-------- Data for this task

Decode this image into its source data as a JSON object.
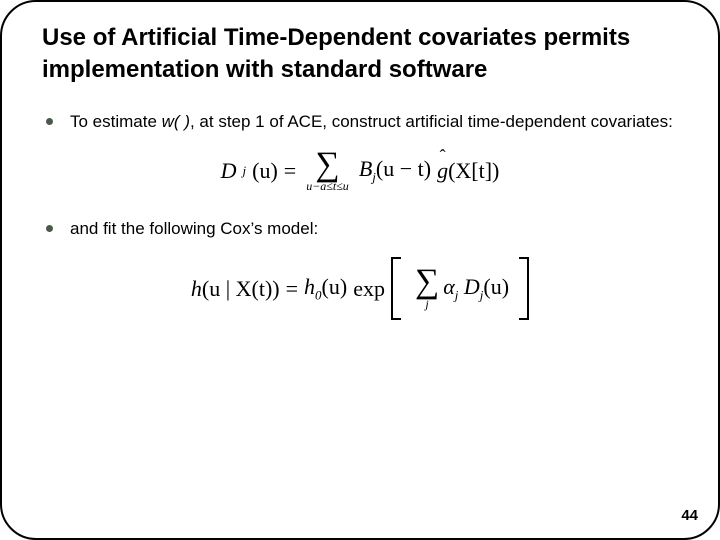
{
  "title": "Use of Artificial Time-Dependent covariates permits implementation with standard software",
  "bullets": [
    {
      "prefix": "To estimate ",
      "emph": "w( )",
      "suffix": ", at step 1 of ACE, construct artificial time-dependent covariates:"
    },
    {
      "prefix": "and fit the following Cox’s model:",
      "emph": "",
      "suffix": ""
    }
  ],
  "eq1": {
    "lhs_D": "D",
    "lhs_sub": "j",
    "lhs_arg": "(u)",
    "eq": " = ",
    "sum_below": "u−a≤t≤u",
    "B": "B",
    "B_sub": "j",
    "B_arg": "(u − t)",
    "g": "g",
    "g_arg": "(X[t])"
  },
  "eq2": {
    "h": "h",
    "h_arg": "(u | X(t))",
    "eq": " = ",
    "h0": "h",
    "h0_sub": "0",
    "h0_arg": "(u)",
    "exp": "exp",
    "sum_below": "j",
    "alpha": "α",
    "alpha_sub": "j",
    "D": "D",
    "D_sub": "j",
    "D_arg": "(u)"
  },
  "page_number": "44"
}
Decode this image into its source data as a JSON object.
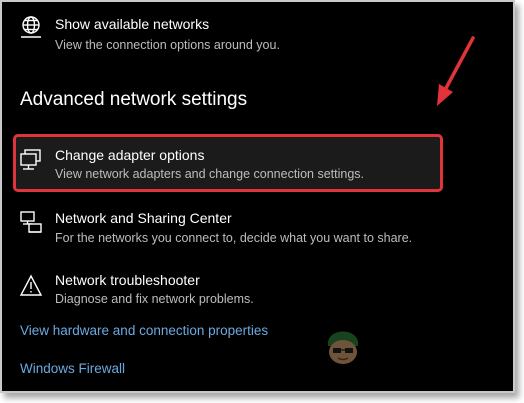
{
  "items": [
    {
      "icon": "globe-network-icon",
      "title": "Show available networks",
      "desc": "View the connection options around you."
    },
    {
      "icon": "monitor-adapter-icon",
      "title": "Change adapter options",
      "desc": "View network adapters and change connection settings."
    },
    {
      "icon": "sharing-center-icon",
      "title": "Network and Sharing Center",
      "desc": "For the networks you connect to, decide what you want to share."
    },
    {
      "icon": "warning-triangle-icon",
      "title": "Network troubleshooter",
      "desc": "Diagnose and fix network problems."
    }
  ],
  "section_heading": "Advanced network settings",
  "links": {
    "hardware": "View hardware and connection properties",
    "firewall": "Windows Firewall"
  },
  "colors": {
    "background": "#000000",
    "highlight_border": "#e1333a",
    "arrow": "#e1333a",
    "link": "#6ca9e0",
    "description": "#bdbdbd"
  }
}
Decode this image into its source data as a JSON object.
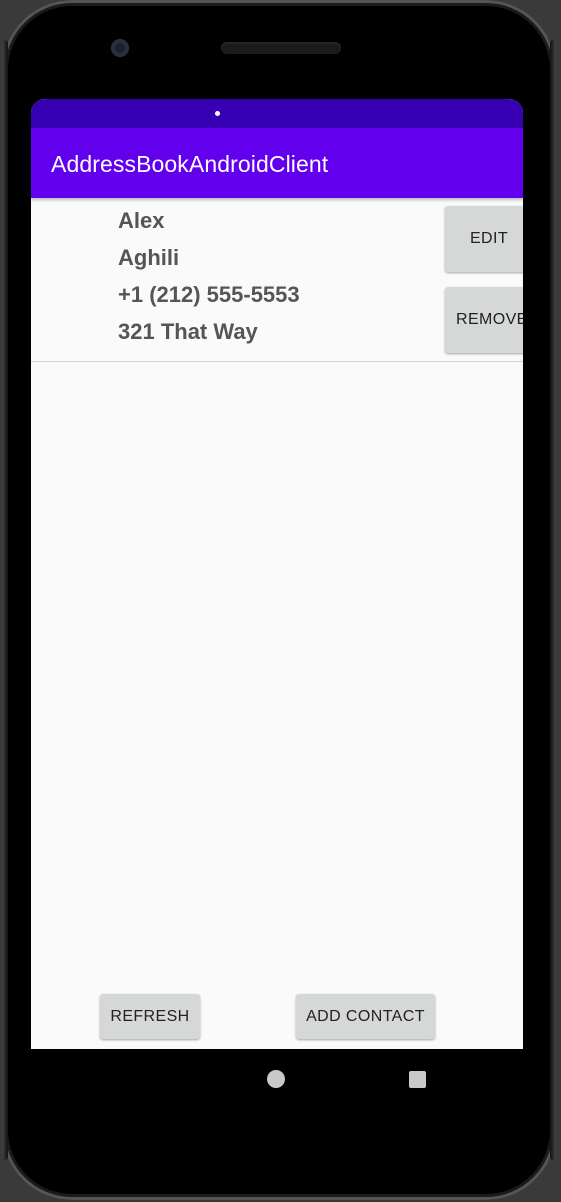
{
  "app": {
    "title": "AddressBookAndroidClient"
  },
  "colors": {
    "status_bar": "#3700b3",
    "app_bar": "#6200ee",
    "background": "#fafafa",
    "button": "#d6d7d7",
    "contact_text": "#555555"
  },
  "contacts": [
    {
      "first_name": "Alex",
      "last_name": "Aghili",
      "phone": "+1 (212) 555-5553",
      "address": "321 That Way",
      "edit_label": "EDIT",
      "remove_label": "REMOVE"
    }
  ],
  "footer": {
    "refresh_label": "REFRESH",
    "add_contact_label": "ADD CONTACT"
  },
  "navigation": {
    "home_icon": "circle-home-icon",
    "recents_icon": "square-recents-icon"
  }
}
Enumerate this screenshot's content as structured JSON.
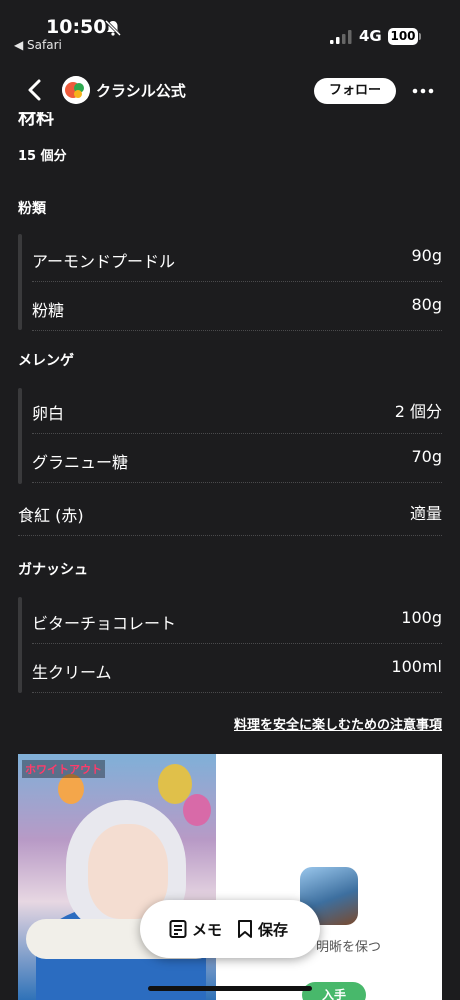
{
  "status_bar": {
    "time": "10:50",
    "back_app": "◀ Safari",
    "network": "4G",
    "battery": "100"
  },
  "nav": {
    "account_name": "クラシル公式",
    "follow_label": "フォロー"
  },
  "recipe": {
    "section_title": "材料",
    "servings": "15 個分",
    "groups": [
      {
        "title": "粉類",
        "items": [
          {
            "name": "アーモンドプードル",
            "qty": "90g"
          },
          {
            "name": "粉糖",
            "qty": "80g"
          }
        ]
      },
      {
        "title": "メレンゲ",
        "items": [
          {
            "name": "卵白",
            "qty": "2 個分"
          },
          {
            "name": "グラニュー糖",
            "qty": "70g"
          }
        ]
      }
    ],
    "standalone": {
      "name": "食紅 (赤)",
      "qty": "適量"
    },
    "ganache": {
      "title": "ガナッシュ",
      "items": [
        {
          "name": "ビターチョコレート",
          "qty": "100g"
        },
        {
          "name": "生クリーム",
          "qty": "100ml"
        }
      ]
    },
    "safety_link": "料理を安全に楽しむための注意事項"
  },
  "ad": {
    "logo_text": "ホワイトアウト",
    "tagline": "明晰を保つ",
    "cta": "入手"
  },
  "fab": {
    "memo_label": "メモ",
    "save_label": "保存"
  },
  "colors": {
    "background": "#1c1c1e",
    "cta_green": "#48b86b",
    "divider": "#4a4a4c"
  }
}
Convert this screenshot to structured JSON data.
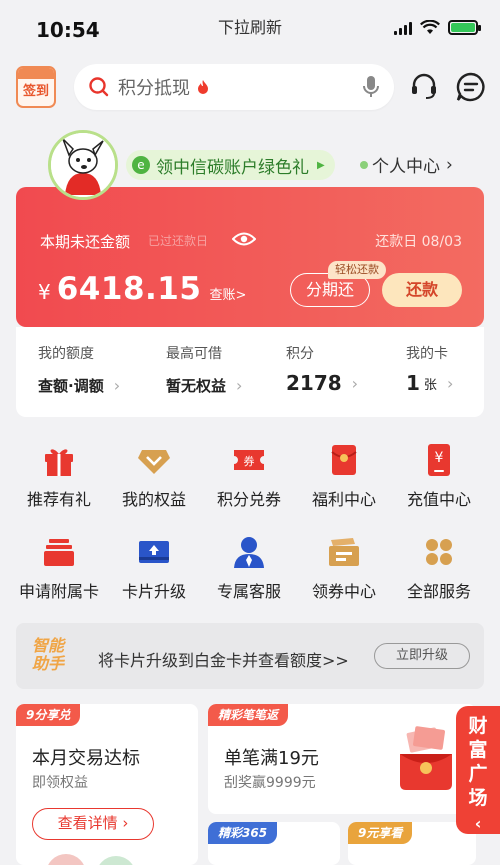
{
  "status_bar": {
    "time": "10:54",
    "center": "下拉刷新"
  },
  "top": {
    "signin_label": "签到",
    "search_placeholder": "积分抵现"
  },
  "user": {
    "carbon_text": "领中信碳账户绿色礼",
    "personal_center": "个人中心"
  },
  "bill": {
    "label": "本期未还金额",
    "overdue": "已过还款日",
    "due_date": "还款日 08/03",
    "currency": "¥",
    "amount": "6418.15",
    "check": "查账>",
    "installment_tag": "轻松还款",
    "installment": "分期还",
    "repay": "还款"
  },
  "stats": [
    {
      "label": "我的额度",
      "value": "查额·调额"
    },
    {
      "label": "最高可借",
      "value": "暂无权益"
    },
    {
      "label": "积分",
      "value": "2178"
    },
    {
      "label": "我的卡",
      "value": "1",
      "unit": "张"
    }
  ],
  "grid": [
    {
      "label": "推荐有礼",
      "icon": "gift-icon"
    },
    {
      "label": "我的权益",
      "icon": "diamond-icon"
    },
    {
      "label": "积分兑券",
      "icon": "coupon-icon",
      "badge": "券"
    },
    {
      "label": "福利中心",
      "icon": "red-envelope-icon"
    },
    {
      "label": "充值中心",
      "icon": "recharge-icon",
      "badge": "¥"
    },
    {
      "label": "申请附属卡",
      "icon": "card-stack-icon"
    },
    {
      "label": "卡片升级",
      "icon": "card-upgrade-icon"
    },
    {
      "label": "专属客服",
      "icon": "agent-icon"
    },
    {
      "label": "领券中心",
      "icon": "ticket-icon"
    },
    {
      "label": "全部服务",
      "icon": "all-services-icon"
    }
  ],
  "banner": {
    "logo": "智能助手",
    "text": "将卡片升级到白金卡并查看额度>>",
    "button": "立即升级"
  },
  "cards": {
    "c1": {
      "tag": "9分享兑",
      "title": "本月交易达标",
      "sub": "即领权益",
      "button": "查看详情"
    },
    "c2": {
      "tag": "精彩笔笔返",
      "title": "单笔满19元",
      "sub": "刮奖赢9999元"
    },
    "c3": {
      "tag": "精彩365"
    },
    "c4": {
      "tag": "9元享看"
    }
  },
  "wealth_tab": "财富广场",
  "colors": {
    "brand_red": "#f14a4f",
    "accent_gold": "#fde6bd",
    "green": "#4fb442"
  }
}
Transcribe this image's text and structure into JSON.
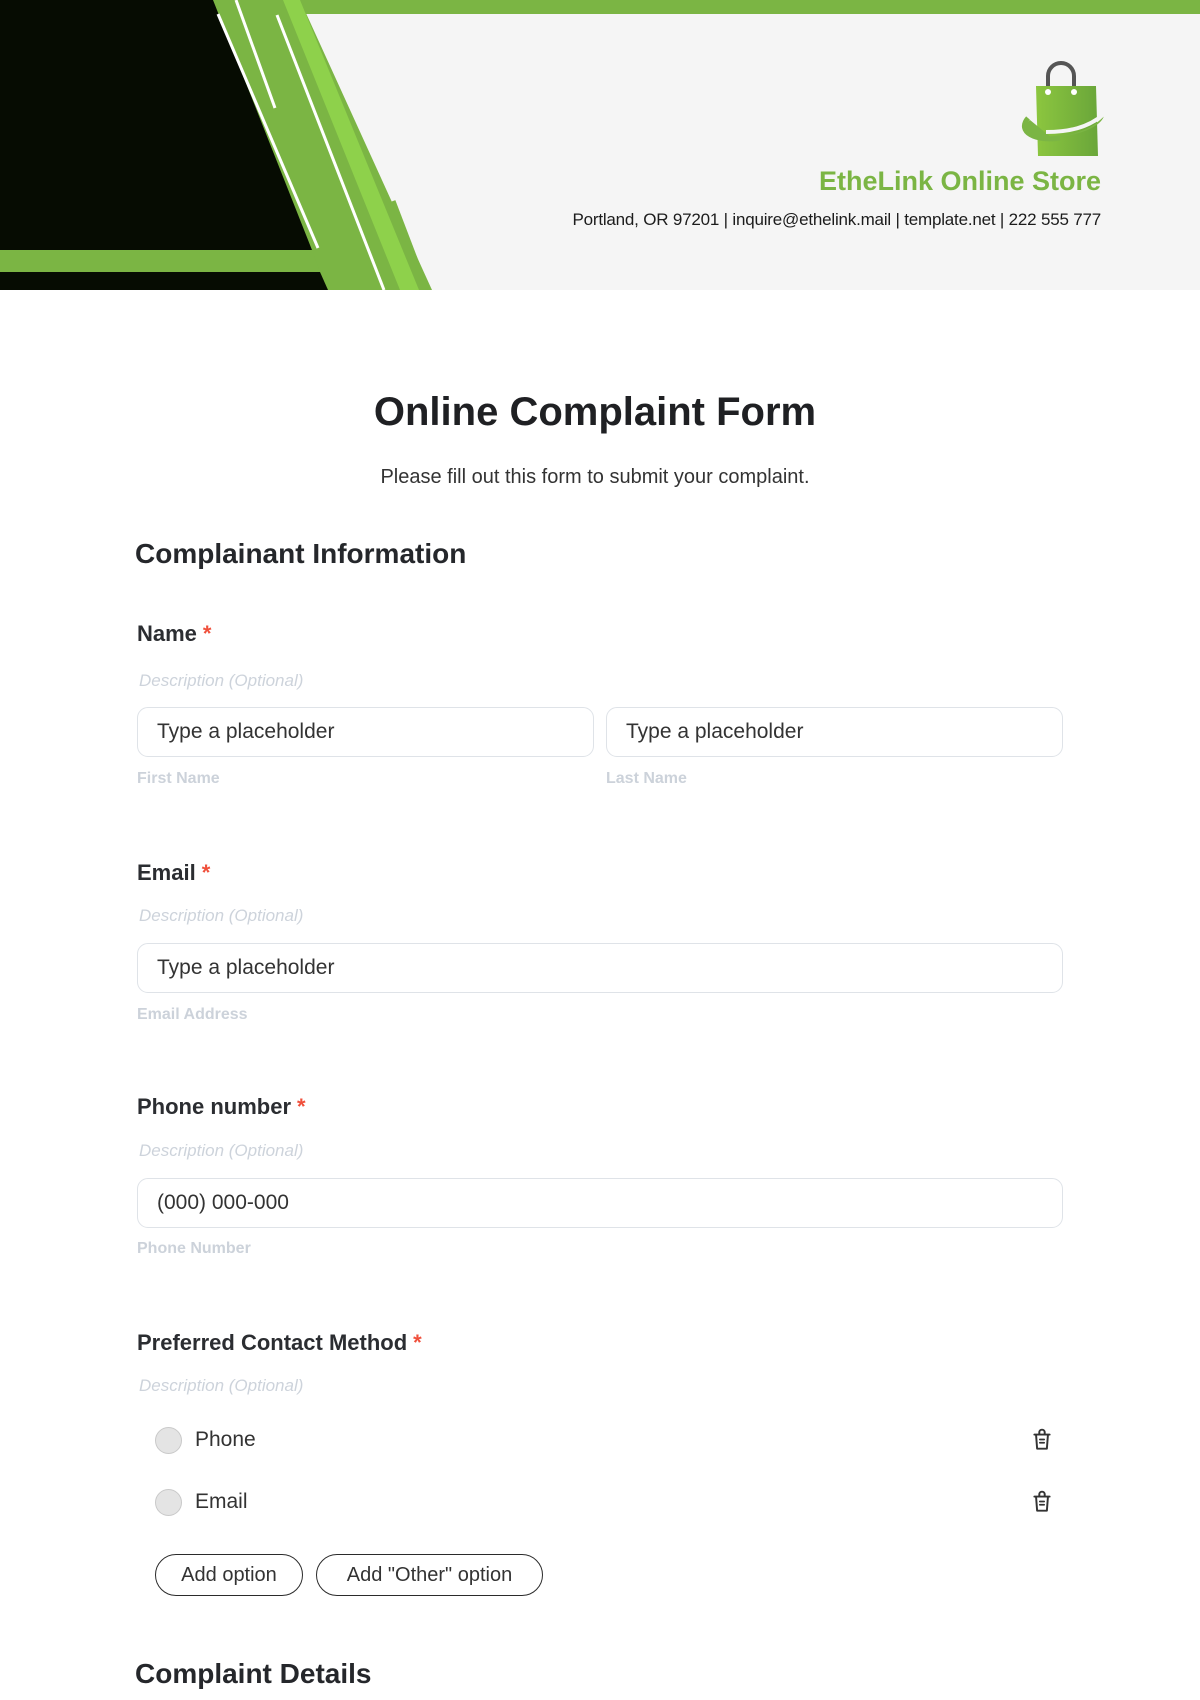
{
  "header": {
    "store_name": "EtheLink Online Store",
    "contact_line": "Portland, OR 97201 | inquire@ethelink.mail | template.net | 222 555 777",
    "brand_color": "#7bb544",
    "logo_icon": "shopping-bag-icon"
  },
  "form": {
    "title": "Online Complaint Form",
    "subtitle": "Please fill out this form to submit your complaint.",
    "sections": [
      {
        "title": "Complainant Information",
        "fields": [
          {
            "label": "Name",
            "required_mark": "*",
            "description": "Description (Optional)",
            "inputs": [
              {
                "placeholder": "Type a placeholder",
                "helper": "First Name"
              },
              {
                "placeholder": "Type a placeholder",
                "helper": "Last Name"
              }
            ]
          },
          {
            "label": "Email",
            "required_mark": "*",
            "description": "Description (Optional)",
            "inputs": [
              {
                "placeholder": "Type a placeholder",
                "helper": "Email Address"
              }
            ]
          },
          {
            "label": "Phone number",
            "required_mark": "*",
            "description": "Description (Optional)",
            "inputs": [
              {
                "placeholder": "(000) 000-000",
                "helper": "Phone Number"
              }
            ]
          },
          {
            "label": "Preferred Contact Method",
            "required_mark": "*",
            "description": "Description (Optional)",
            "options": [
              {
                "label": "Phone",
                "selected": false,
                "delete_icon": "trash-icon"
              },
              {
                "label": "Email",
                "selected": false,
                "delete_icon": "trash-icon"
              }
            ],
            "add_option_label": "Add option",
            "add_other_option_label": "Add \"Other\" option"
          }
        ]
      },
      {
        "title": "Complaint Details"
      }
    ]
  }
}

----------------

--- Given instruction ---
Calculate how many lines of the material include the string "networks", and state that number by itself.

--- Response ---
2